[EXERCISE INPUTS]
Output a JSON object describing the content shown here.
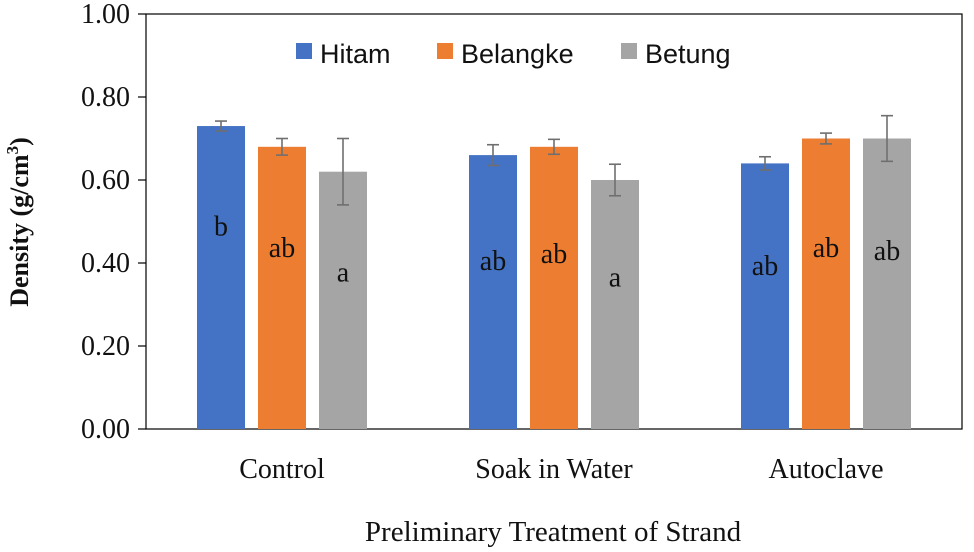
{
  "chart_data": {
    "type": "bar",
    "title": "",
    "xlabel": "Preliminary Treatment of Strand",
    "ylabel": "Density (g/cm",
    "ylabel_superscript": "3",
    "ylabel_suffix": ")",
    "ylim": [
      0,
      1.0
    ],
    "yticks": [
      "0.00",
      "0.20",
      "0.40",
      "0.60",
      "0.80",
      "1.00"
    ],
    "categories": [
      "Control",
      "Soak in Water",
      "Autoclave"
    ],
    "legend_position": "top-center",
    "series": [
      {
        "name": "Hitam",
        "color": "#4472C4",
        "values": [
          0.73,
          0.66,
          0.64
        ],
        "errors": [
          0.012,
          0.025,
          0.016
        ],
        "labels": [
          "b",
          "ab",
          "ab"
        ]
      },
      {
        "name": "Belangke",
        "color": "#ED7D31",
        "values": [
          0.68,
          0.68,
          0.7
        ],
        "errors": [
          0.02,
          0.018,
          0.013
        ],
        "labels": [
          "ab",
          "ab",
          "ab"
        ]
      },
      {
        "name": "Betung",
        "color": "#A5A5A5",
        "values": [
          0.62,
          0.6,
          0.7
        ],
        "errors": [
          0.08,
          0.038,
          0.055
        ],
        "labels": [
          "a",
          "a",
          "ab"
        ]
      }
    ]
  }
}
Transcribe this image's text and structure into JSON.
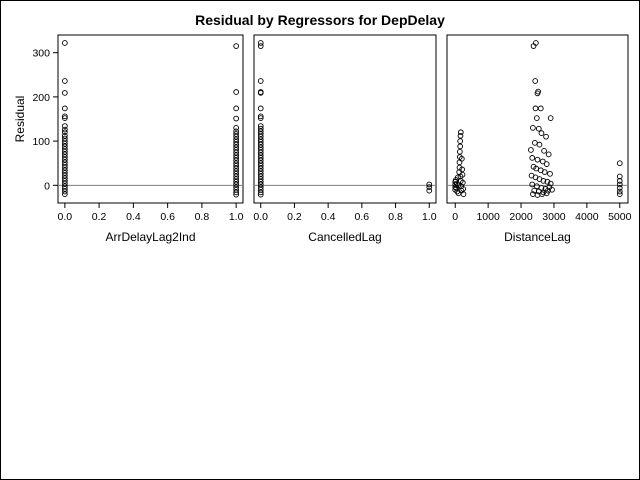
{
  "chart_data": {
    "type": "scatter",
    "title": "Residual by Regressors for DepDelay",
    "ylabel": "Residual",
    "ylim": [
      -40,
      340
    ],
    "yticks": [
      0,
      100,
      200,
      300
    ],
    "reference_line_y": 0,
    "reference_line_color": "#808080",
    "marker": "open-circle",
    "panels": [
      {
        "xlabel": "ArrDelayLag2Ind",
        "xlim": [
          -0.04,
          1.04
        ],
        "xticks": [
          "0.0",
          "0.2",
          "0.4",
          "0.6",
          "0.8",
          "1.0"
        ],
        "points": [
          {
            "x": 0,
            "y": 322
          },
          {
            "x": 0,
            "y": 236
          },
          {
            "x": 0,
            "y": 209
          },
          {
            "x": 0,
            "y": 174
          },
          {
            "x": 0,
            "y": 156
          },
          {
            "x": 0,
            "y": 152
          },
          {
            "x": 0,
            "y": 134
          },
          {
            "x": 0,
            "y": 126
          },
          {
            "x": 0,
            "y": 120
          },
          {
            "x": 0,
            "y": 112
          },
          {
            "x": 0,
            "y": 106
          },
          {
            "x": 0,
            "y": 100
          },
          {
            "x": 0,
            "y": 94
          },
          {
            "x": 0,
            "y": 88
          },
          {
            "x": 0,
            "y": 82
          },
          {
            "x": 0,
            "y": 76
          },
          {
            "x": 0,
            "y": 70
          },
          {
            "x": 0,
            "y": 64
          },
          {
            "x": 0,
            "y": 58
          },
          {
            "x": 0,
            "y": 52
          },
          {
            "x": 0,
            "y": 46
          },
          {
            "x": 0,
            "y": 40
          },
          {
            "x": 0,
            "y": 34
          },
          {
            "x": 0,
            "y": 28
          },
          {
            "x": 0,
            "y": 22
          },
          {
            "x": 0,
            "y": 16
          },
          {
            "x": 0,
            "y": 10
          },
          {
            "x": 0,
            "y": 4
          },
          {
            "x": 0,
            "y": -2
          },
          {
            "x": 0,
            "y": -8
          },
          {
            "x": 0,
            "y": -14
          },
          {
            "x": 0,
            "y": -20
          },
          {
            "x": 1,
            "y": 315
          },
          {
            "x": 1,
            "y": 211
          },
          {
            "x": 1,
            "y": 174
          },
          {
            "x": 1,
            "y": 151
          },
          {
            "x": 1,
            "y": 130
          },
          {
            "x": 1,
            "y": 122
          },
          {
            "x": 1,
            "y": 116
          },
          {
            "x": 1,
            "y": 110
          },
          {
            "x": 1,
            "y": 104
          },
          {
            "x": 1,
            "y": 98
          },
          {
            "x": 1,
            "y": 92
          },
          {
            "x": 1,
            "y": 86
          },
          {
            "x": 1,
            "y": 80
          },
          {
            "x": 1,
            "y": 74
          },
          {
            "x": 1,
            "y": 68
          },
          {
            "x": 1,
            "y": 62
          },
          {
            "x": 1,
            "y": 56
          },
          {
            "x": 1,
            "y": 50
          },
          {
            "x": 1,
            "y": 44
          },
          {
            "x": 1,
            "y": 38
          },
          {
            "x": 1,
            "y": 32
          },
          {
            "x": 1,
            "y": 26
          },
          {
            "x": 1,
            "y": 20
          },
          {
            "x": 1,
            "y": 14
          },
          {
            "x": 1,
            "y": 8
          },
          {
            "x": 1,
            "y": 2
          },
          {
            "x": 1,
            "y": -4
          },
          {
            "x": 1,
            "y": -10
          },
          {
            "x": 1,
            "y": -16
          },
          {
            "x": 1,
            "y": -21
          }
        ]
      },
      {
        "xlabel": "CancelledLag",
        "xlim": [
          -0.04,
          1.04
        ],
        "xticks": [
          "0.0",
          "0.2",
          "0.4",
          "0.6",
          "0.8",
          "1.0"
        ],
        "points": [
          {
            "x": 0,
            "y": 322
          },
          {
            "x": 0,
            "y": 315
          },
          {
            "x": 0,
            "y": 236
          },
          {
            "x": 0,
            "y": 211
          },
          {
            "x": 0,
            "y": 209
          },
          {
            "x": 0,
            "y": 174
          },
          {
            "x": 0,
            "y": 156
          },
          {
            "x": 0,
            "y": 152
          },
          {
            "x": 0,
            "y": 134
          },
          {
            "x": 0,
            "y": 128
          },
          {
            "x": 0,
            "y": 122
          },
          {
            "x": 0,
            "y": 116
          },
          {
            "x": 0,
            "y": 110
          },
          {
            "x": 0,
            "y": 104
          },
          {
            "x": 0,
            "y": 98
          },
          {
            "x": 0,
            "y": 92
          },
          {
            "x": 0,
            "y": 86
          },
          {
            "x": 0,
            "y": 80
          },
          {
            "x": 0,
            "y": 74
          },
          {
            "x": 0,
            "y": 68
          },
          {
            "x": 0,
            "y": 62
          },
          {
            "x": 0,
            "y": 56
          },
          {
            "x": 0,
            "y": 50
          },
          {
            "x": 0,
            "y": 44
          },
          {
            "x": 0,
            "y": 38
          },
          {
            "x": 0,
            "y": 32
          },
          {
            "x": 0,
            "y": 26
          },
          {
            "x": 0,
            "y": 20
          },
          {
            "x": 0,
            "y": 14
          },
          {
            "x": 0,
            "y": 8
          },
          {
            "x": 0,
            "y": 2
          },
          {
            "x": 0,
            "y": -4
          },
          {
            "x": 0,
            "y": -10
          },
          {
            "x": 0,
            "y": -16
          },
          {
            "x": 0,
            "y": -21
          },
          {
            "x": 1,
            "y": 2
          },
          {
            "x": 1,
            "y": -4
          },
          {
            "x": 1,
            "y": -12
          }
        ]
      },
      {
        "xlabel": "DistanceLag",
        "xlim": [
          -250,
          5250
        ],
        "xticks": [
          "0",
          "1000",
          "2000",
          "3000",
          "4000",
          "5000"
        ],
        "points": [
          {
            "x": 0,
            "y": 8
          },
          {
            "x": 0,
            "y": 2
          },
          {
            "x": 0,
            "y": -4
          },
          {
            "x": 0,
            "y": -10
          },
          {
            "x": 20,
            "y": 12
          },
          {
            "x": 30,
            "y": -6
          },
          {
            "x": 50,
            "y": 4
          },
          {
            "x": 60,
            "y": -14
          },
          {
            "x": 80,
            "y": 18
          },
          {
            "x": 90,
            "y": 0
          },
          {
            "x": 100,
            "y": -18
          },
          {
            "x": 120,
            "y": 30
          },
          {
            "x": 130,
            "y": 40
          },
          {
            "x": 130,
            "y": 52
          },
          {
            "x": 140,
            "y": 64
          },
          {
            "x": 140,
            "y": 76
          },
          {
            "x": 150,
            "y": 88
          },
          {
            "x": 150,
            "y": 100
          },
          {
            "x": 160,
            "y": 112
          },
          {
            "x": 170,
            "y": 120
          },
          {
            "x": 160,
            "y": 20
          },
          {
            "x": 170,
            "y": 10
          },
          {
            "x": 180,
            "y": -2
          },
          {
            "x": 190,
            "y": -12
          },
          {
            "x": 200,
            "y": 60
          },
          {
            "x": 210,
            "y": 36
          },
          {
            "x": 220,
            "y": 24
          },
          {
            "x": 230,
            "y": 6
          },
          {
            "x": 240,
            "y": -8
          },
          {
            "x": 250,
            "y": -20
          },
          {
            "x": 2380,
            "y": 315
          },
          {
            "x": 2450,
            "y": 322
          },
          {
            "x": 2430,
            "y": 236
          },
          {
            "x": 2520,
            "y": 212
          },
          {
            "x": 2500,
            "y": 208
          },
          {
            "x": 2440,
            "y": 174
          },
          {
            "x": 2600,
            "y": 174
          },
          {
            "x": 2480,
            "y": 152
          },
          {
            "x": 2900,
            "y": 152
          },
          {
            "x": 2360,
            "y": 130
          },
          {
            "x": 2540,
            "y": 128
          },
          {
            "x": 2620,
            "y": 118
          },
          {
            "x": 2760,
            "y": 110
          },
          {
            "x": 2420,
            "y": 96
          },
          {
            "x": 2560,
            "y": 92
          },
          {
            "x": 2300,
            "y": 80
          },
          {
            "x": 2700,
            "y": 78
          },
          {
            "x": 2840,
            "y": 70
          },
          {
            "x": 2340,
            "y": 62
          },
          {
            "x": 2500,
            "y": 58
          },
          {
            "x": 2660,
            "y": 54
          },
          {
            "x": 2780,
            "y": 48
          },
          {
            "x": 2380,
            "y": 42
          },
          {
            "x": 2460,
            "y": 38
          },
          {
            "x": 2600,
            "y": 34
          },
          {
            "x": 2720,
            "y": 30
          },
          {
            "x": 2880,
            "y": 26
          },
          {
            "x": 2320,
            "y": 22
          },
          {
            "x": 2440,
            "y": 18
          },
          {
            "x": 2560,
            "y": 14
          },
          {
            "x": 2680,
            "y": 10
          },
          {
            "x": 2800,
            "y": 8
          },
          {
            "x": 2900,
            "y": 4
          },
          {
            "x": 2340,
            "y": 2
          },
          {
            "x": 2480,
            "y": -2
          },
          {
            "x": 2620,
            "y": -6
          },
          {
            "x": 2740,
            "y": -8
          },
          {
            "x": 2860,
            "y": -4
          },
          {
            "x": 2400,
            "y": -12
          },
          {
            "x": 2540,
            "y": -14
          },
          {
            "x": 2680,
            "y": -16
          },
          {
            "x": 2820,
            "y": -12
          },
          {
            "x": 2360,
            "y": -20
          },
          {
            "x": 2500,
            "y": -22
          },
          {
            "x": 2640,
            "y": -20
          },
          {
            "x": 2780,
            "y": -18
          },
          {
            "x": 2940,
            "y": -10
          },
          {
            "x": 5000,
            "y": 50
          },
          {
            "x": 5000,
            "y": 20
          },
          {
            "x": 5000,
            "y": 10
          },
          {
            "x": 5000,
            "y": 2
          },
          {
            "x": 5000,
            "y": -6
          },
          {
            "x": 5000,
            "y": -14
          },
          {
            "x": 5000,
            "y": -20
          }
        ]
      }
    ]
  }
}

[DIRECTIONS FOR THIS TASK] Extract every line from the records above that contains the word "Residual".

[FINAL RESULT]
    "title": "Residual by Regressors for DepDelay",
    "ylabel": "Residual",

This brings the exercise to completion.